- [Request]: Copy each line exactly. Leave nothing out.

——

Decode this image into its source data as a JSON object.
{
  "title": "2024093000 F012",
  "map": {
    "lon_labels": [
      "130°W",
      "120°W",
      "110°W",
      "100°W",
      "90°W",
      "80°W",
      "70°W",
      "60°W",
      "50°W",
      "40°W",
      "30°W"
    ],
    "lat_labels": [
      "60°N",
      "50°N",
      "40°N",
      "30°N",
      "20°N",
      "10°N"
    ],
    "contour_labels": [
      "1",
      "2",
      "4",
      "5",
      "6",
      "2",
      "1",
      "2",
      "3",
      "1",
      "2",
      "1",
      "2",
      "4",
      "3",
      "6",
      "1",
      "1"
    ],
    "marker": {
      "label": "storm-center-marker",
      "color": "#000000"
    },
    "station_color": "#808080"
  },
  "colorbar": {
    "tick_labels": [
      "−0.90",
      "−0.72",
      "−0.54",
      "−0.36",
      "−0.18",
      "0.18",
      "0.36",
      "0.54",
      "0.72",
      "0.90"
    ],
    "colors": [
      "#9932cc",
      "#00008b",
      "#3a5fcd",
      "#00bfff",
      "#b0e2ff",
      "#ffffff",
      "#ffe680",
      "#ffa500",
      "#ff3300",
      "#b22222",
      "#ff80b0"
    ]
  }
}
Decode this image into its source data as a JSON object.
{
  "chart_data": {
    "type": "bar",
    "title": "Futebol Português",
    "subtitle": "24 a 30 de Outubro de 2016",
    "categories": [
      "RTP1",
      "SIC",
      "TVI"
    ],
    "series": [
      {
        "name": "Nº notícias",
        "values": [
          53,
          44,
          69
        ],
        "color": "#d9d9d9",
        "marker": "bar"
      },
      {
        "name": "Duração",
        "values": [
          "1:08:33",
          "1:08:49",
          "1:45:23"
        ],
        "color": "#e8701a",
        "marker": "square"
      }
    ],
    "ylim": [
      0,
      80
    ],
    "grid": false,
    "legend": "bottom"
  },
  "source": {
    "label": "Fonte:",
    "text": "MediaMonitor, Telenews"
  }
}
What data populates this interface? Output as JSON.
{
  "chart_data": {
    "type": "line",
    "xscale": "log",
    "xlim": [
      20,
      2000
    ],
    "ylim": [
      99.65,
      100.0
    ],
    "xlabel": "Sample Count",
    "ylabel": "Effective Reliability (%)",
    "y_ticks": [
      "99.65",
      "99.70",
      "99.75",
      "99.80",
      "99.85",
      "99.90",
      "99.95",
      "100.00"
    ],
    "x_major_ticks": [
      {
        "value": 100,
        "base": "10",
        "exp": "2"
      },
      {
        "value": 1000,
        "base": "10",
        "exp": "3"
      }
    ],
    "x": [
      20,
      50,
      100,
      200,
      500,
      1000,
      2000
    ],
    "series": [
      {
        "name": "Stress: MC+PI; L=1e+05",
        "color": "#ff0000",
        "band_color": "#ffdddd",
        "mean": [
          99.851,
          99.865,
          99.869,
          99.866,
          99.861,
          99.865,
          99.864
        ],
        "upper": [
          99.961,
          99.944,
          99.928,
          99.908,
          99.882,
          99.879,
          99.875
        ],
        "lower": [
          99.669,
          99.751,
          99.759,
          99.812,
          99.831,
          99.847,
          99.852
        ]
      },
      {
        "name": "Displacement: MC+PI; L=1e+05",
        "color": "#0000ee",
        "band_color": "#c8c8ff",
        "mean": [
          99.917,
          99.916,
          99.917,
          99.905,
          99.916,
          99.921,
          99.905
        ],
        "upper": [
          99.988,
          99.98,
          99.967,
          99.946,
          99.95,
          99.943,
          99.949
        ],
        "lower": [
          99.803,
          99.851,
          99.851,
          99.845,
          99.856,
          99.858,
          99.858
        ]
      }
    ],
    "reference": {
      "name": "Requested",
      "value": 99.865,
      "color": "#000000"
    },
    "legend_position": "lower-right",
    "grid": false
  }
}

——

- [Exercise solution]:
Decode this image into its source data as a JSON object.
{
  "title": "2024093000 F012",
  "map": {
    "lon_labels": [
      "130°W",
      "120°W",
      "110°W",
      "100°W",
      "90°W",
      "80°W",
      "70°W",
      "60°W",
      "50°W",
      "40°W",
      "30°W"
    ],
    "lat_labels": [
      "60°N",
      "50°N",
      "40°N",
      "30°N",
      "20°N",
      "10°N"
    ],
    "contour_labels": [
      "1",
      "2",
      "4",
      "5",
      "6",
      "2",
      "1",
      "2",
      "3",
      "1",
      "2",
      "1",
      "2",
      "4",
      "3",
      "6",
      "1",
      "1"
    ],
    "marker": {
      "label": "storm-center-marker",
      "color": "#000000"
    },
    "station_color": "#808080"
  },
  "colorbar": {
    "tick_labels": [
      "−0.90",
      "−0.72",
      "−0.54",
      "−0.36",
      "−0.18",
      "0.18",
      "0.36",
      "0.54",
      "0.72",
      "0.90"
    ],
    "colors": [
      "#9932cc",
      "#00008b",
      "#3a5fcd",
      "#00bfff",
      "#b0e2ff",
      "#ffffff",
      "#ffe680",
      "#ffa500",
      "#ff3300",
      "#b22222",
      "#ff80b0"
    ]
  }
}
Decode this image into its source data as a JSON object.
{
  "chart_data": {
    "type": "bar",
    "title": "Futebol Português",
    "subtitle": "24 a 30 de Outubro de 2016",
    "categories": [
      "RTP1",
      "SIC",
      "TVI"
    ],
    "series": [
      {
        "name": "Nº notícias",
        "values": [
          53,
          44,
          69
        ],
        "color": "#d9d9d9",
        "marker": "bar"
      },
      {
        "name": "Duração",
        "values": [
          "1:08:33",
          "1:08:49",
          "1:45:23"
        ],
        "color": "#e8701a",
        "marker": "square"
      }
    ],
    "ylim": [
      0,
      80
    ],
    "grid": false,
    "legend": "bottom"
  },
  "source": {
    "label": "Fonte:",
    "text": "MediaMonitor, Telenews"
  }
}
What data populates this interface? Output as JSON.
{
  "chart_data": {
    "type": "line",
    "xscale": "log",
    "xlim": [
      20,
      2000
    ],
    "ylim": [
      99.65,
      100.0
    ],
    "xlabel": "Sample Count",
    "ylabel": "Effective Reliability (%)",
    "y_ticks": [
      "99.65",
      "99.70",
      "99.75",
      "99.80",
      "99.85",
      "99.90",
      "99.95",
      "100.00"
    ],
    "x_major_ticks": [
      {
        "value": 100,
        "base": "10",
        "exp": "2"
      },
      {
        "value": 1000,
        "base": "10",
        "exp": "3"
      }
    ],
    "x": [
      20,
      50,
      100,
      200,
      500,
      1000,
      2000
    ],
    "series": [
      {
        "name": "Stress: MC+PI; L=1e+05",
        "color": "#ff0000",
        "band_color": "#ffdddd",
        "mean": [
          99.851,
          99.865,
          99.869,
          99.866,
          99.861,
          99.865,
          99.864
        ],
        "upper": [
          99.961,
          99.944,
          99.928,
          99.908,
          99.882,
          99.879,
          99.875
        ],
        "lower": [
          99.669,
          99.751,
          99.759,
          99.812,
          99.831,
          99.847,
          99.852
        ]
      },
      {
        "name": "Displacement: MC+PI; L=1e+05",
        "color": "#0000ee",
        "band_color": "#c8c8ff",
        "mean": [
          99.917,
          99.916,
          99.917,
          99.905,
          99.916,
          99.921,
          99.905
        ],
        "upper": [
          99.988,
          99.98,
          99.967,
          99.946,
          99.95,
          99.943,
          99.949
        ],
        "lower": [
          99.803,
          99.851,
          99.851,
          99.845,
          99.856,
          99.858,
          99.858
        ]
      }
    ],
    "reference": {
      "name": "Requested",
      "value": 99.865,
      "color": "#000000"
    },
    "legend_position": "lower-right",
    "grid": false
  }
}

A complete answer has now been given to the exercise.